**WORKING DATA:**
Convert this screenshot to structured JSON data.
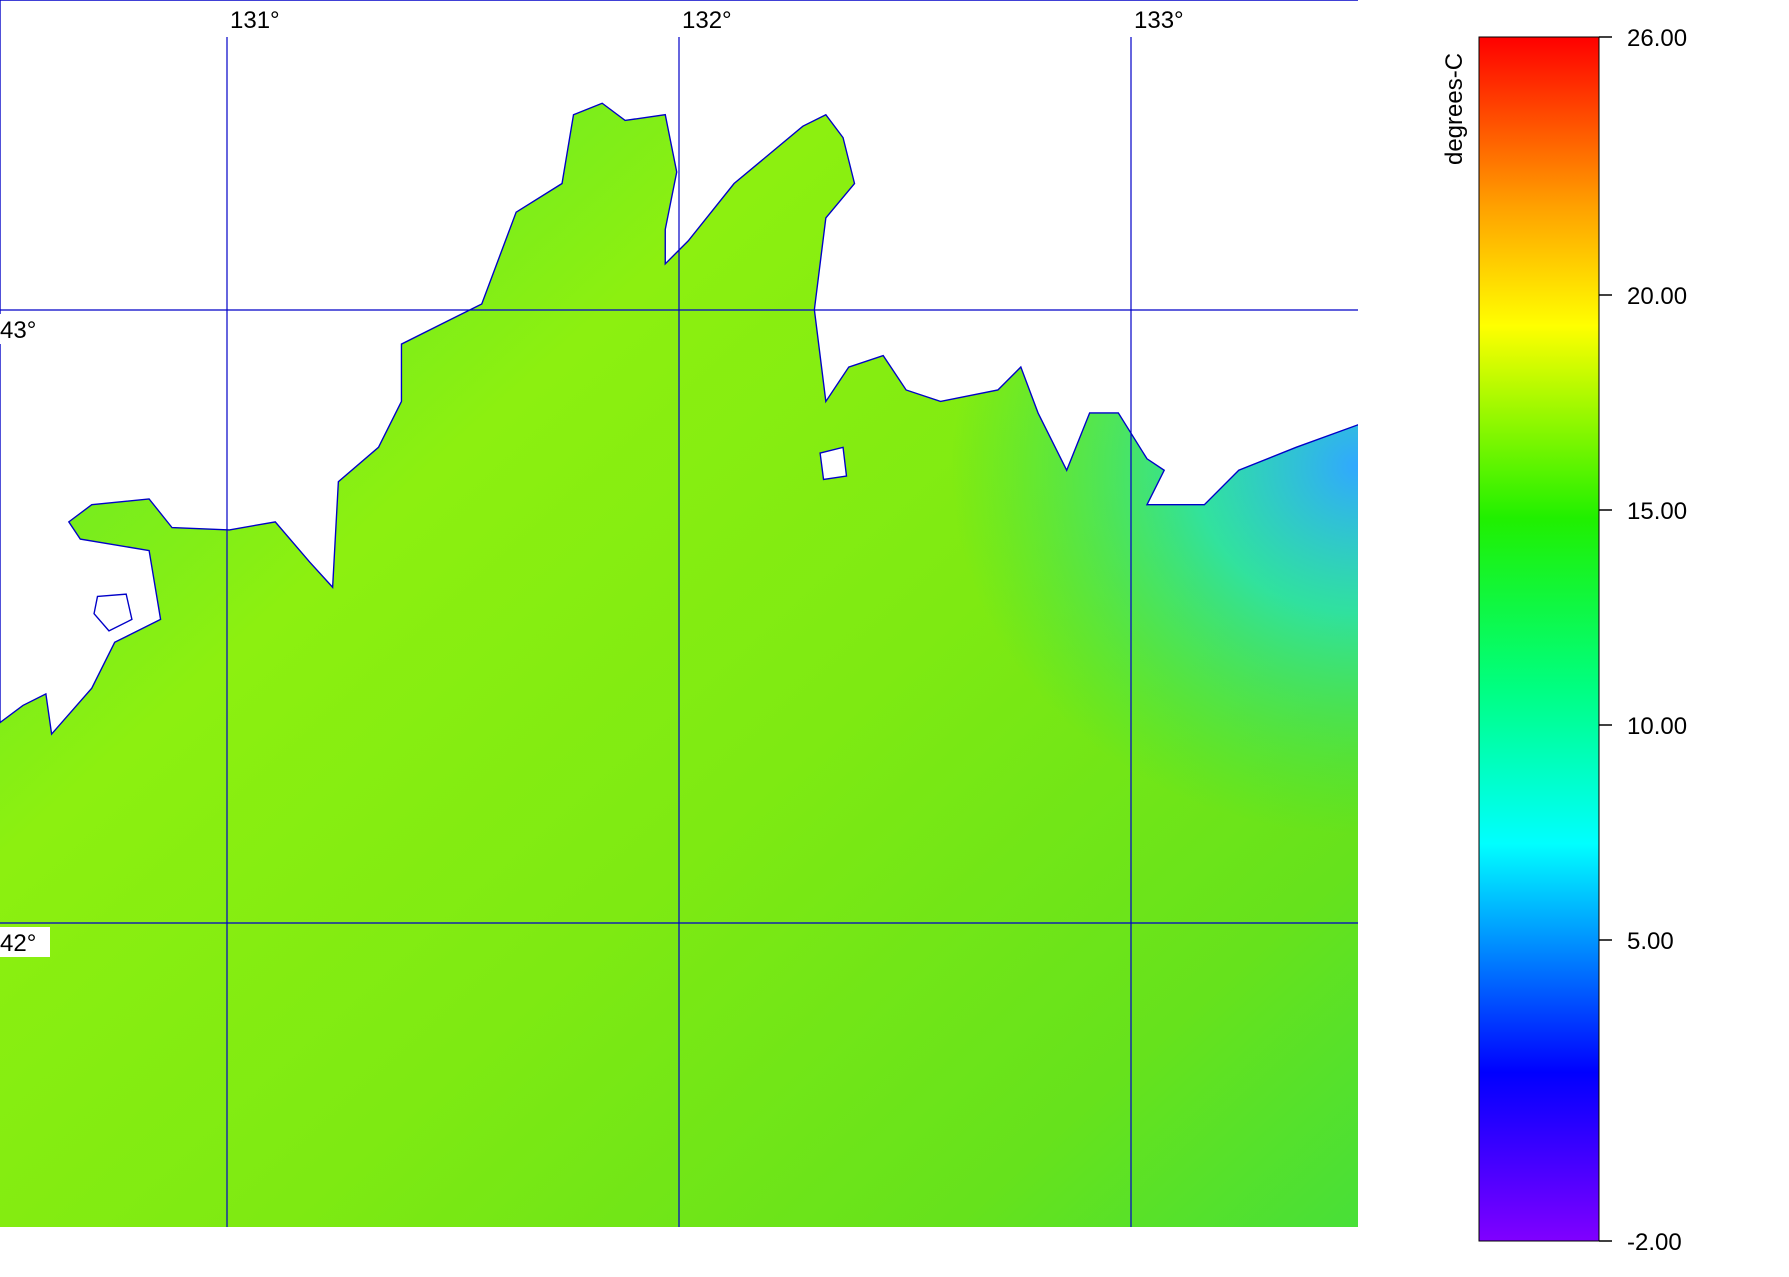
{
  "map": {
    "lon_ticks": [
      {
        "value": 131,
        "label": "131°"
      },
      {
        "value": 132,
        "label": "132°"
      },
      {
        "value": 133,
        "label": "133°"
      }
    ],
    "lat_ticks": [
      {
        "value": 43,
        "label": "43°"
      },
      {
        "value": 42,
        "label": "42°"
      }
    ]
  },
  "colorbar": {
    "label": "degrees-C",
    "range": [
      -2,
      26
    ],
    "ticks": [
      {
        "value": 26,
        "label": "26.00"
      },
      {
        "value": 20,
        "label": "20.00"
      },
      {
        "value": 15,
        "label": "15.00"
      },
      {
        "value": 10,
        "label": "10.00"
      },
      {
        "value": 5,
        "label": "5.00"
      },
      {
        "value": -2,
        "label": "-2.00"
      }
    ]
  }
}
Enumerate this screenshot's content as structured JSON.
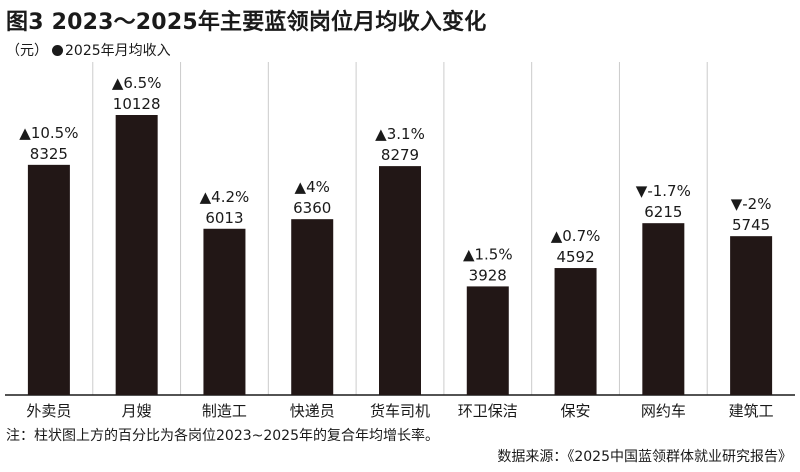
{
  "header": {
    "title": "图3 2023～2025年主要蓝领岗位月均收入变化",
    "unit": "（元）",
    "legend_label": "2025年月均收入"
  },
  "footer": {
    "note": "注：柱状图上方的百分比为各岗位2023~2025年的复合年均增长率。",
    "source": "数据来源：《2025中国蓝领群体就业研究报告》"
  },
  "colors": {
    "bar": "#221716",
    "text": "#1a1a1a",
    "gridline": "#cccccc"
  },
  "chart_data": {
    "type": "bar",
    "title": "图3 2023～2025年主要蓝领岗位月均收入变化",
    "ylabel": "（元）",
    "ylim": [
      0,
      11000
    ],
    "grid": "vertical separators",
    "legend": "top-left",
    "categories": [
      "外卖员",
      "月嫂",
      "制造工",
      "快递员",
      "货车司机",
      "环卫保洁",
      "保安",
      "网约车",
      "建筑工"
    ],
    "series": [
      {
        "name": "2025年月均收入",
        "values": [
          8325,
          10128,
          6013,
          6360,
          8279,
          3928,
          4592,
          6215,
          5745
        ]
      }
    ],
    "growth_labels": [
      "▲10.5%",
      "▲6.5%",
      "▲4.2%",
      "▲4%",
      "▲3.1%",
      "▲1.5%",
      "▲0.7%",
      "▼-1.7%",
      "▼-2%"
    ]
  }
}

**WRITTEN PROBLEM:** Strip the images and reproduce the remaining records precisely.

**FINAL RESULT:**
Convert this screenshot to structured JSON data.
{
  "map": {
    "lon_ticks": [
      {
        "value": 131,
        "label": "131°"
      },
      {
        "value": 132,
        "label": "132°"
      },
      {
        "value": 133,
        "label": "133°"
      }
    ],
    "lat_ticks": [
      {
        "value": 43,
        "label": "43°"
      },
      {
        "value": 42,
        "label": "42°"
      }
    ]
  },
  "colorbar": {
    "label": "degrees-C",
    "range": [
      -2,
      26
    ],
    "ticks": [
      {
        "value": 26,
        "label": "26.00"
      },
      {
        "value": 20,
        "label": "20.00"
      },
      {
        "value": 15,
        "label": "15.00"
      },
      {
        "value": 10,
        "label": "10.00"
      },
      {
        "value": 5,
        "label": "5.00"
      },
      {
        "value": -2,
        "label": "-2.00"
      }
    ]
  }
}
Enumerate this screenshot's content as structured JSON.
{
  "header": {
    "title": "图3 2023～2025年主要蓝领岗位月均收入变化",
    "unit": "（元）",
    "legend_label": "2025年月均收入"
  },
  "footer": {
    "note": "注：柱状图上方的百分比为各岗位2023~2025年的复合年均增长率。",
    "source": "数据来源：《2025中国蓝领群体就业研究报告》"
  },
  "colors": {
    "bar": "#221716",
    "text": "#1a1a1a",
    "gridline": "#cccccc"
  },
  "chart_data": {
    "type": "bar",
    "title": "图3 2023～2025年主要蓝领岗位月均收入变化",
    "ylabel": "（元）",
    "ylim": [
      0,
      11000
    ],
    "grid": "vertical separators",
    "legend": "top-left",
    "categories": [
      "外卖员",
      "月嫂",
      "制造工",
      "快递员",
      "货车司机",
      "环卫保洁",
      "保安",
      "网约车",
      "建筑工"
    ],
    "series": [
      {
        "name": "2025年月均收入",
        "values": [
          8325,
          10128,
          6013,
          6360,
          8279,
          3928,
          4592,
          6215,
          5745
        ]
      }
    ],
    "growth_labels": [
      "▲10.5%",
      "▲6.5%",
      "▲4.2%",
      "▲4%",
      "▲3.1%",
      "▲1.5%",
      "▲0.7%",
      "▼-1.7%",
      "▼-2%"
    ]
  }
}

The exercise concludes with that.